### Available records:
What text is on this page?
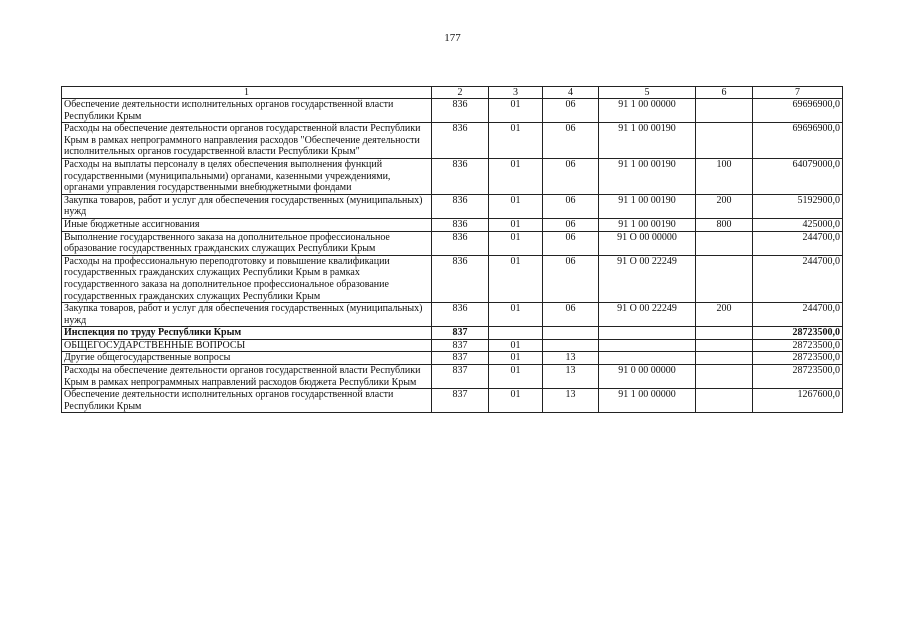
177
1	2	3	4	5	6	7
Обеспечение деятельности исполнительных органов государственной власти Республики Крым	836	01	06	91 1 00 00000		69696900,0
Расходы на обеспечение деятельности органов государственной власти Республики Крым в рамках непрограммного направления расходов "Обеспечение деятельности исполнительных органов государственной власти Республики Крым"	836	01	06	91 1 00 00190		69696900,0
Расходы на выплаты персоналу в целях обеспечения выполнения функций государственными (муниципальными) органами, казенными учреждениями, органами управления государственными внебюджетными фондами	836	01	06	91 1 00 00190	100	64079000,0
Закупка товаров, работ и услуг для обеспечения государственных (муниципальных) нужд	836	01	06	91 1 00 00190	200	5192900,0
Иные бюджетные ассигнования	836	01	06	91 1 00 00190	800	425000,0
Выполнение государственного заказа на дополнительное профессиональное образование государственных гражданских служащих Республики Крым	836	01	06	91 О 00 00000		244700,0
Расходы на профессиональную переподготовку и повышение квалификации государственных гражданских служащих Республики Крым в рамках государственного заказа на дополнительное профессиональное образование государственных гражданских служащих Республики Крым	836	01	06	91 О 00 22249		244700,0
Закупка товаров, работ и услуг для обеспечения государственных (муниципальных) нужд	836	01	06	91 О 00 22249	200	244700,0
Инспекция по труду Республики Крым	837					28723500,0
ОБЩЕГОСУДАРСТВЕННЫЕ ВОПРОСЫ	837	01				28723500,0
Другие общегосударственные вопросы	837	01	13			28723500,0
Расходы на обеспечение деятельности органов государственной власти Республики Крым в рамках непрограммных направлений расходов бюджета Республики Крым	837	01	13	91 0 00 00000		28723500,0
Обеспечение деятельности исполнительных органов государственной власти Республики Крым	837	01	13	91 1 00 00000		1267600,0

### Work to do:
Output the full set of records above without changing a word, and drop the images.

### Answer to this exercise:
What text is on this page?
177
1	2	3	4	5	6	7
Обеспечение деятельности исполнительных органов государственной власти Республики Крым	836	01	06	91 1 00 00000		69696900,0
Расходы на обеспечение деятельности органов государственной власти Республики Крым в рамках непрограммного направления расходов "Обеспечение деятельности исполнительных органов государственной власти Республики Крым"	836	01	06	91 1 00 00190		69696900,0
Расходы на выплаты персоналу в целях обеспечения выполнения функций государственными (муниципальными) органами, казенными учреждениями, органами управления государственными внебюджетными фондами	836	01	06	91 1 00 00190	100	64079000,0
Закупка товаров, работ и услуг для обеспечения государственных (муниципальных) нужд	836	01	06	91 1 00 00190	200	5192900,0
Иные бюджетные ассигнования	836	01	06	91 1 00 00190	800	425000,0
Выполнение государственного заказа на дополнительное профессиональное образование государственных гражданских служащих Республики Крым	836	01	06	91 О 00 00000		244700,0
Расходы на профессиональную переподготовку и повышение квалификации государственных гражданских служащих Республики Крым в рамках государственного заказа на дополнительное профессиональное образование государственных гражданских служащих Республики Крым	836	01	06	91 О 00 22249		244700,0
Закупка товаров, работ и услуг для обеспечения государственных (муниципальных) нужд	836	01	06	91 О 00 22249	200	244700,0
Инспекция по труду Республики Крым	837					28723500,0
ОБЩЕГОСУДАРСТВЕННЫЕ ВОПРОСЫ	837	01				28723500,0
Другие общегосударственные вопросы	837	01	13			28723500,0
Расходы на обеспечение деятельности органов государственной власти Республики Крым в рамках непрограммных направлений расходов бюджета Республики Крым	837	01	13	91 0 00 00000		28723500,0
Обеспечение деятельности исполнительных органов государственной власти Республики Крым	837	01	13	91 1 00 00000		1267600,0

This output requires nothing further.